*Problem statement*. Write each line exactly as it stands, from the line containing "Transcribe the text in this document." through the end of the data.

=== Data in this exercise ===

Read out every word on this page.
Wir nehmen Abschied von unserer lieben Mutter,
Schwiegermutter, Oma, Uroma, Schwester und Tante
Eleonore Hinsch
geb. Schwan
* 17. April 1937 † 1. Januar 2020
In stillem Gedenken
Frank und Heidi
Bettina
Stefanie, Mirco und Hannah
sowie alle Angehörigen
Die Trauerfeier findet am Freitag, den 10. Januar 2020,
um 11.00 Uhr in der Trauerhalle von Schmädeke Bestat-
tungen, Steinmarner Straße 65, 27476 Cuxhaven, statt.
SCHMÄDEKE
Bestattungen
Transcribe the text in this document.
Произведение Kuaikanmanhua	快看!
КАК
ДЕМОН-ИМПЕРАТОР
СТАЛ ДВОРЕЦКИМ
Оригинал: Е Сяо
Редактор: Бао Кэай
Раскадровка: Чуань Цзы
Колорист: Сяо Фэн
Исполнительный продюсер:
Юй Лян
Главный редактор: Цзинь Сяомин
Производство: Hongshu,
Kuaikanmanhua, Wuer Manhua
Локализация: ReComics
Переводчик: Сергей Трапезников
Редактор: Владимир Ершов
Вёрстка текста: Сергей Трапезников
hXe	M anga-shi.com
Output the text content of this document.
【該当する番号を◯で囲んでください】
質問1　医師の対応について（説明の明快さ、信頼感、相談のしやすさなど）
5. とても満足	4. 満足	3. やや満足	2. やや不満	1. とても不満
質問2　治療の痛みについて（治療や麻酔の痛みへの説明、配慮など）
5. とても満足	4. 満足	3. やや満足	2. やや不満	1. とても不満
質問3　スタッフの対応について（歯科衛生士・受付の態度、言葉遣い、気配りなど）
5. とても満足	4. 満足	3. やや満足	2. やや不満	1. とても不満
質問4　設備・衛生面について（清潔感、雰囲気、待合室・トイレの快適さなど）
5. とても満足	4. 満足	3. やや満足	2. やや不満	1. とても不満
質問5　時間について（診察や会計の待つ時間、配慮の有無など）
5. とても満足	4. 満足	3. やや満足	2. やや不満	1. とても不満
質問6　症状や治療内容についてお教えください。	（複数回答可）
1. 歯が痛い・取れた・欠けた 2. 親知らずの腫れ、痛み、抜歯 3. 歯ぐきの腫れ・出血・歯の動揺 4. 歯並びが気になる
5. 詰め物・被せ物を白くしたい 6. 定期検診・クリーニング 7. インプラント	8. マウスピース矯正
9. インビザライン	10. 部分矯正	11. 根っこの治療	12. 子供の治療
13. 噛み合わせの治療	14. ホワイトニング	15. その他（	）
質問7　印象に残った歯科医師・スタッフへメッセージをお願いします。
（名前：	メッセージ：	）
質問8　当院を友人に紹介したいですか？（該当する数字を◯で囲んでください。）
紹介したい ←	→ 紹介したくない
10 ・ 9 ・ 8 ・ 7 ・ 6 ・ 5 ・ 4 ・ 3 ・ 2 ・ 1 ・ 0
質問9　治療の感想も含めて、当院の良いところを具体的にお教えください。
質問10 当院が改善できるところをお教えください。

===

*Exercise solution*.
Transcribe the text in this document.
Произведение Kuaikanmanhua	快看!
КАК
ДЕМОН-ИМПЕРАТОР
СТАЛ ДВОРЕЦКИМ
Оригинал: Е Сяо
Редактор: Бао Кэай
Раскадровка: Чуань Цзы
Колорист: Сяо Фэн
Исполнительный продюсер:
Юй Лян
Главный редактор: Цзинь Сяомин
Производство: Hongshu,
Kuaikanmanhua, Wuer Manhua
Локализация: ReComics
Переводчик: Сергей Трапезников
Редактор: Владимир Ершов
Вёрстка текста: Сергей Трапезников
hXe	M anga-shi.com
Output the text content of this document.
【該当する番号を◯で囲んでください】
質問1　医師の対応について（説明の明快さ、信頼感、相談のしやすさなど）
5. とても満足	4. 満足	3. やや満足	2. やや不満	1. とても不満
質問2　治療の痛みについて（治療や麻酔の痛みへの説明、配慮など）
5. とても満足	4. 満足	3. やや満足	2. やや不満	1. とても不満
質問3　スタッフの対応について（歯科衛生士・受付の態度、言葉遣い、気配りなど）
5. とても満足	4. 満足	3. やや満足	2. やや不満	1. とても不満
質問4　設備・衛生面について（清潔感、雰囲気、待合室・トイレの快適さなど）
5. とても満足	4. 満足	3. やや満足	2. やや不満	1. とても不満
質問5　時間について（診察や会計の待つ時間、配慮の有無など）
5. とても満足	4. 満足	3. やや満足	2. やや不満	1. とても不満
質問6　症状や治療内容についてお教えください。	（複数回答可）
1. 歯が痛い・取れた・欠けた 2. 親知らずの腫れ、痛み、抜歯 3. 歯ぐきの腫れ・出血・歯の動揺 4. 歯並びが気になる
5. 詰め物・被せ物を白くしたい 6. 定期検診・クリーニング 7. インプラント	8. マウスピース矯正
9. インビザライン	10. 部分矯正	11. 根っこの治療	12. 子供の治療
13. 噛み合わせの治療	14. ホワイトニング	15. その他（	）
質問7　印象に残った歯科医師・スタッフへメッセージをお願いします。
（名前：	メッセージ：	）
質問8　当院を友人に紹介したいですか？（該当する数字を◯で囲んでください。）
紹介したい ←	→ 紹介したくない
10 ・ 9 ・ 8 ・ 7 ・ 6 ・ 5 ・ 4 ・ 3 ・ 2 ・ 1 ・ 0
質問9　治療の感想も含めて、当院の良いところを具体的にお教えください。
質問10 当院が改善できるところをお教えください。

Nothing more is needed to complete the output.